• Dataset excerpts:

----------------------------------------

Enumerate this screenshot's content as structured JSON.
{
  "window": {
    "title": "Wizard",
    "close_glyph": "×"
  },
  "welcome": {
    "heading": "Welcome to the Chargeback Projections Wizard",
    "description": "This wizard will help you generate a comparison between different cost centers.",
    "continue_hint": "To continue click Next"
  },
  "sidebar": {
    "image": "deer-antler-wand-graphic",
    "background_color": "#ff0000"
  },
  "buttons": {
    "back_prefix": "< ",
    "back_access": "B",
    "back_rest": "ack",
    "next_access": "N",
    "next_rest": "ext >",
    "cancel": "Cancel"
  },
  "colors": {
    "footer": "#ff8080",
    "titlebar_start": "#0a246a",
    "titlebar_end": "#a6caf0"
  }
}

----------------------------------------

• Aim:
Please restate the whole listing word for word.

• Solution:
Enumerate this screenshot's content as structured JSON.
{
  "window": {
    "title": "Wizard",
    "close_glyph": "×"
  },
  "welcome": {
    "heading": "Welcome to the Chargeback Projections Wizard",
    "description": "This wizard will help you generate a comparison between different cost centers.",
    "continue_hint": "To continue click Next"
  },
  "sidebar": {
    "image": "deer-antler-wand-graphic",
    "background_color": "#ff0000"
  },
  "buttons": {
    "back_prefix": "< ",
    "back_access": "B",
    "back_rest": "ack",
    "next_access": "N",
    "next_rest": "ext >",
    "cancel": "Cancel"
  },
  "colors": {
    "footer": "#ff8080",
    "titlebar_start": "#0a246a",
    "titlebar_end": "#a6caf0"
  }
}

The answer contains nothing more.